#### Required tasks
1) In the CHA statement on risk-rated insurance, what age group does the Grattan report say insurers should be allowed to risk-rate?
2) Do these statements agree with the CHA statement on risk-rated insurance? Answer yes or no for each, and quote the deciding words.
(a) The Grattan report's modelling shows that premiums will fall for younger people.
(b) Pat Garcia is the chief executive of the Grattan Institute.
(c) CHA says that higher premiums would lead people with chronic disease to leave private health insurance for the public system.

#### Source document
CHA warns against risk-rated insurance

CHA says private health insurance reforms are needed to avoid adding pressure on an already over-stretched public hospital system (Bigstock)

Catholic Health Australia has today warned the recommendations of a new Grattan Institute report risk driving up premiums for older Australians by removing community ratings for those under the age of 55.

“We all agree there needs to be a serious discussion about the sustainability of private health insurance, but junking a fundamental tenet of Australia’s health system should not be our first step,” said Catholic Health Australia chief executive Pat Garcia.

“Catholic Health Australia is concerned that any move to a risk-rated system for those under the age of 55 would generate higher premiums for young people with chronic disease and mental health issues, leading to those with chronic disease dropping their private health insurance and moving into the public system. This is the last thing public hospitals need right now.”

The Grattan report recommends a move away from community ratings to allow insurers to introduce an aged based risk rating for those aged under 55. Its modelling shows premiums will fall for younger people. But, CHA warns such a proposal would lead to higher premiums for older Australians as well as for younger people with chronic disease.

Mr Garcia added: “If we value timely access to a sustainable health system and a balanced public/private system that has served Australians well for a number of decades, then we need to start thinking about how to keep people under 40 in private health insurance and encourage younger people to pick it up, without abandoning the community rating principle.

#### Excerpted records
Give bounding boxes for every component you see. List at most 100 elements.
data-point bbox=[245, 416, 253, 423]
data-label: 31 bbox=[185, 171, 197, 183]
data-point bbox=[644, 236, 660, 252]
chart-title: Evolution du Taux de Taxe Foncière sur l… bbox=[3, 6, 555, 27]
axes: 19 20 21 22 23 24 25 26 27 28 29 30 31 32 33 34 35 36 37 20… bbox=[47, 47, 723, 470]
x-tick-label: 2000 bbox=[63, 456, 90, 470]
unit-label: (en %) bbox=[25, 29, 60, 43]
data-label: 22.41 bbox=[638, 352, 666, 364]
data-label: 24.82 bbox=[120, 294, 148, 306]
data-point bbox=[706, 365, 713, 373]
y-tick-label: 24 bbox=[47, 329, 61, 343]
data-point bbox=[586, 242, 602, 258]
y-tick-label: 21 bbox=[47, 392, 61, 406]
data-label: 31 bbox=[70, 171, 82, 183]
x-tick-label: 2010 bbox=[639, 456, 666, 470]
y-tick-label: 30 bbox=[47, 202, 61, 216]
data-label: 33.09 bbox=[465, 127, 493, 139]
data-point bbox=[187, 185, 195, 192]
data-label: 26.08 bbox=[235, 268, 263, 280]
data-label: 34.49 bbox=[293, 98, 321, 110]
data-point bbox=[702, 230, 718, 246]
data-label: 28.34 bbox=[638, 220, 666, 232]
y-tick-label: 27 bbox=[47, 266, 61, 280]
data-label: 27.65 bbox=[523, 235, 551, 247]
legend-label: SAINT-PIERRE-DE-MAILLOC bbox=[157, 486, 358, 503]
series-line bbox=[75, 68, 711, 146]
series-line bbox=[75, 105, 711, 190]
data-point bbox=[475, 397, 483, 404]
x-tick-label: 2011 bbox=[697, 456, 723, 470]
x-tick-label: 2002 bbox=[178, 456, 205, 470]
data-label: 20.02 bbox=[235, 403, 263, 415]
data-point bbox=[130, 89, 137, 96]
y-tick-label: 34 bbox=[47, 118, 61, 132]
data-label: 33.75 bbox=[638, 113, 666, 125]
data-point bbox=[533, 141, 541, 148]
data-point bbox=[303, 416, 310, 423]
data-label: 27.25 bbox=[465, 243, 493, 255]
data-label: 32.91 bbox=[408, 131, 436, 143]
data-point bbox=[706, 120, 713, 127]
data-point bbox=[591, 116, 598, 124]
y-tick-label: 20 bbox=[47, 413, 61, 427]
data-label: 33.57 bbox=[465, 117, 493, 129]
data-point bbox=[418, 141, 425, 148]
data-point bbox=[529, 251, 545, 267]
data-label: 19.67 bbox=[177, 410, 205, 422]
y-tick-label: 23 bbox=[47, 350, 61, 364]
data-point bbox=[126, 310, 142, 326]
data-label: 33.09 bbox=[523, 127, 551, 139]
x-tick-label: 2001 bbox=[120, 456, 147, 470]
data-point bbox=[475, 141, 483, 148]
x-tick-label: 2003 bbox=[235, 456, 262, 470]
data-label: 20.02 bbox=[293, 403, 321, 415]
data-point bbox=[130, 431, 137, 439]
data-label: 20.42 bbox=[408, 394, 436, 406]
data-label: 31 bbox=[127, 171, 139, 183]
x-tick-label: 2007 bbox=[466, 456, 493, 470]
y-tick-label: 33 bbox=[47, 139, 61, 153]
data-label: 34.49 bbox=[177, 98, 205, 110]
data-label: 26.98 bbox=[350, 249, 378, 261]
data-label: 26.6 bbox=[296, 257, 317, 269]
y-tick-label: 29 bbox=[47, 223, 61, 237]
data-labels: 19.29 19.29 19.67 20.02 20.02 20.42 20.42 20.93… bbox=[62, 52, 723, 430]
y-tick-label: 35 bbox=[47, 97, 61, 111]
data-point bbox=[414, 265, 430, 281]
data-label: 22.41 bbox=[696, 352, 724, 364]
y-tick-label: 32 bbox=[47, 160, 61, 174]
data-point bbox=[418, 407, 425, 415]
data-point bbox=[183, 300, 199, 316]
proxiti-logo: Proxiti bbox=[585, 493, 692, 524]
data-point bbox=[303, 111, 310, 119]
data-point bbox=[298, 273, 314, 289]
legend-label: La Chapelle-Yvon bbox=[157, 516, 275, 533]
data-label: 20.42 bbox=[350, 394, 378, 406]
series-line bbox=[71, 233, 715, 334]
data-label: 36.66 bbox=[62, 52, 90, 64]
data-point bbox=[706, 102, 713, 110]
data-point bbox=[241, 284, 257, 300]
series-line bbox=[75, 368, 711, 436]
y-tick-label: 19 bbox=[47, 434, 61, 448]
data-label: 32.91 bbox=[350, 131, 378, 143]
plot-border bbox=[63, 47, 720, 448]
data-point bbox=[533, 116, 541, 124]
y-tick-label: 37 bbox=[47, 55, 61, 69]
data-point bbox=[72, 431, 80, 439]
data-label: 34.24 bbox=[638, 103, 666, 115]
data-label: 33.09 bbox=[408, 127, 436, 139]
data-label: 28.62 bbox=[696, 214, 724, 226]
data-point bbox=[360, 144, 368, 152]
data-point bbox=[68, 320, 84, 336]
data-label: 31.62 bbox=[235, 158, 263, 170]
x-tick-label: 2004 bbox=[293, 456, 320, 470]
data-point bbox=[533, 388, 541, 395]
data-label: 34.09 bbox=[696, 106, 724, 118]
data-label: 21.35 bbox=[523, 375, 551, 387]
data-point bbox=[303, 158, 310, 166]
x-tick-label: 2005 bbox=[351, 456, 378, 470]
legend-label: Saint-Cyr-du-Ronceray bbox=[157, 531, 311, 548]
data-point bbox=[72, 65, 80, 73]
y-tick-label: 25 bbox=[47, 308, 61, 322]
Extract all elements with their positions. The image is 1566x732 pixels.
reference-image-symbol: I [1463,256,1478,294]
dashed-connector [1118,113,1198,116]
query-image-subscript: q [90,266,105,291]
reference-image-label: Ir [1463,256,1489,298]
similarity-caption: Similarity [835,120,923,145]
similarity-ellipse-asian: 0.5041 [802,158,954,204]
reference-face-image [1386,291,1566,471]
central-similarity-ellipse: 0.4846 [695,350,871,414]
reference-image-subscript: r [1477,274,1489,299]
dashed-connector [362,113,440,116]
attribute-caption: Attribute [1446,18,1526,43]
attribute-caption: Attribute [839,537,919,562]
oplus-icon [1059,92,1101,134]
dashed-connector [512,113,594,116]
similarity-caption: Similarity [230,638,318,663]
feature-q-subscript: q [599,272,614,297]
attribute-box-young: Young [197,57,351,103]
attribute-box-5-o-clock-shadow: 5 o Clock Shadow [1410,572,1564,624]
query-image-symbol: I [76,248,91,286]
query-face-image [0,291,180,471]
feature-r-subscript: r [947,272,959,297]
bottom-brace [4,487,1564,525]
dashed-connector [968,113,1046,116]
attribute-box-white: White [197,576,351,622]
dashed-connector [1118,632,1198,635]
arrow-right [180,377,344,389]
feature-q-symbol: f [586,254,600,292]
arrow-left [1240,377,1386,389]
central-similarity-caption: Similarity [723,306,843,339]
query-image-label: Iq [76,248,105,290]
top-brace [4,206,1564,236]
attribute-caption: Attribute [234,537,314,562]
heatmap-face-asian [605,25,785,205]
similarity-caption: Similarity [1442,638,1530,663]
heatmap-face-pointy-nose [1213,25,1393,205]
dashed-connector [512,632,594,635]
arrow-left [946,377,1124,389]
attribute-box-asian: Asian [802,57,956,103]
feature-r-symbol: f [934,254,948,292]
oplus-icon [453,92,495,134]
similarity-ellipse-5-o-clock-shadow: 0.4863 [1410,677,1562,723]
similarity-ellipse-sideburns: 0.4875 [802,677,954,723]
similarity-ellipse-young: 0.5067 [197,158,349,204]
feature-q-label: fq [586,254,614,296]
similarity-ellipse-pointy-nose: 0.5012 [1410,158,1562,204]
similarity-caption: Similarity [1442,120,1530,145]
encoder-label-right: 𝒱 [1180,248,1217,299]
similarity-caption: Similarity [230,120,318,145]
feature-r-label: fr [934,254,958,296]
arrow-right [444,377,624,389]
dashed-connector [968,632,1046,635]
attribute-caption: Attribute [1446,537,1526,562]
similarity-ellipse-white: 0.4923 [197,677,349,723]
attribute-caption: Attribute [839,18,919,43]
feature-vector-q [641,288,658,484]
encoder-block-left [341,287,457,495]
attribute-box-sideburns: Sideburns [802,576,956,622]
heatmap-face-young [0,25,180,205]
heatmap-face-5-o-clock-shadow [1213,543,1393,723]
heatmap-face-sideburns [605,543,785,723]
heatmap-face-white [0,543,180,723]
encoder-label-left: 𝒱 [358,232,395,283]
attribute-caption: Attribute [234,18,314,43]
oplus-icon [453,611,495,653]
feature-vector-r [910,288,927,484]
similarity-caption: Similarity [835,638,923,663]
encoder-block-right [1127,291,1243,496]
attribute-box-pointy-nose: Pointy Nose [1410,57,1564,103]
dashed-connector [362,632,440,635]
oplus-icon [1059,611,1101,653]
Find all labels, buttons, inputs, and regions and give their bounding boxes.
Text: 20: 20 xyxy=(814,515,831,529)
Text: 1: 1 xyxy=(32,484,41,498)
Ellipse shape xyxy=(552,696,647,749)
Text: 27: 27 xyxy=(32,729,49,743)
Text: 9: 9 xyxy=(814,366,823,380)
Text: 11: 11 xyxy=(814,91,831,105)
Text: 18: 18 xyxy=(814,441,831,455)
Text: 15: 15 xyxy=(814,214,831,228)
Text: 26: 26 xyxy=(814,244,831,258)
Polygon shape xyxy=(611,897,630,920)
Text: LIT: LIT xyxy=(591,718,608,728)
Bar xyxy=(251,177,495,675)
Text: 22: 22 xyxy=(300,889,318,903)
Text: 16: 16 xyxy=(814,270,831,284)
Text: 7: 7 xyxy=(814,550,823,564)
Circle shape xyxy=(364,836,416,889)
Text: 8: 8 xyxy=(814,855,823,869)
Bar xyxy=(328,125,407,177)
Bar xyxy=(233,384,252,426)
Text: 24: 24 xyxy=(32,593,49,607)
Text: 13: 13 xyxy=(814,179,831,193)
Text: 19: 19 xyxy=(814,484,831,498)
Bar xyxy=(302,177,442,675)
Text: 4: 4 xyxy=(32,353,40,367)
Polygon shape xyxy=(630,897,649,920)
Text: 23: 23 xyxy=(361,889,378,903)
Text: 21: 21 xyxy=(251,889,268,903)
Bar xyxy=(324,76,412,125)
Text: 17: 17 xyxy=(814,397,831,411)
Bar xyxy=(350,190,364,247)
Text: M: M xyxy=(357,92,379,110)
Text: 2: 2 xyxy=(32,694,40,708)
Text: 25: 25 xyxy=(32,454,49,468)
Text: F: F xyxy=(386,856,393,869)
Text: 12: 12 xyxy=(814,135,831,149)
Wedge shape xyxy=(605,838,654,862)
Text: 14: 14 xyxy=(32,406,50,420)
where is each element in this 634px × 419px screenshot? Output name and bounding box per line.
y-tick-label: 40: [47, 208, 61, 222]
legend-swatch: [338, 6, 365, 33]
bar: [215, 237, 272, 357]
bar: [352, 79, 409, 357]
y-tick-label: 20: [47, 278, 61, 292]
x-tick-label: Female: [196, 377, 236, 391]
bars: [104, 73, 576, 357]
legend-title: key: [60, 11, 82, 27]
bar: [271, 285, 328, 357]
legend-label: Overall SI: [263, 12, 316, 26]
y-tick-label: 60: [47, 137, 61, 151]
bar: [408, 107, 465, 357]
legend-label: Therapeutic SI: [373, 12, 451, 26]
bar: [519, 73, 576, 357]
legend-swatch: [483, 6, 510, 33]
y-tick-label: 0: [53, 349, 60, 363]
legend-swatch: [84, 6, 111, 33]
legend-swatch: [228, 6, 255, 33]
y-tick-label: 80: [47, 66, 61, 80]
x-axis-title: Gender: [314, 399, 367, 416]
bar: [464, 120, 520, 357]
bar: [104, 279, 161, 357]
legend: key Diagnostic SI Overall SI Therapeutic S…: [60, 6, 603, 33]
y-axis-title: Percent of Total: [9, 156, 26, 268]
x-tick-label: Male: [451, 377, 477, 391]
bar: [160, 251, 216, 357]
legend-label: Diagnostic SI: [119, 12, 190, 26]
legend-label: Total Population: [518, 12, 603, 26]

#### Your written answers
1) Those aged under 55.

2)
(a) Yes: "Its modelling shows premiums will fall for younger people."
(b) No: "said Catholic Health Australia chief executive Pat Garcia"
(c) Yes: "leading to those with chronic disease dropping their private health insurance and moving into the public system"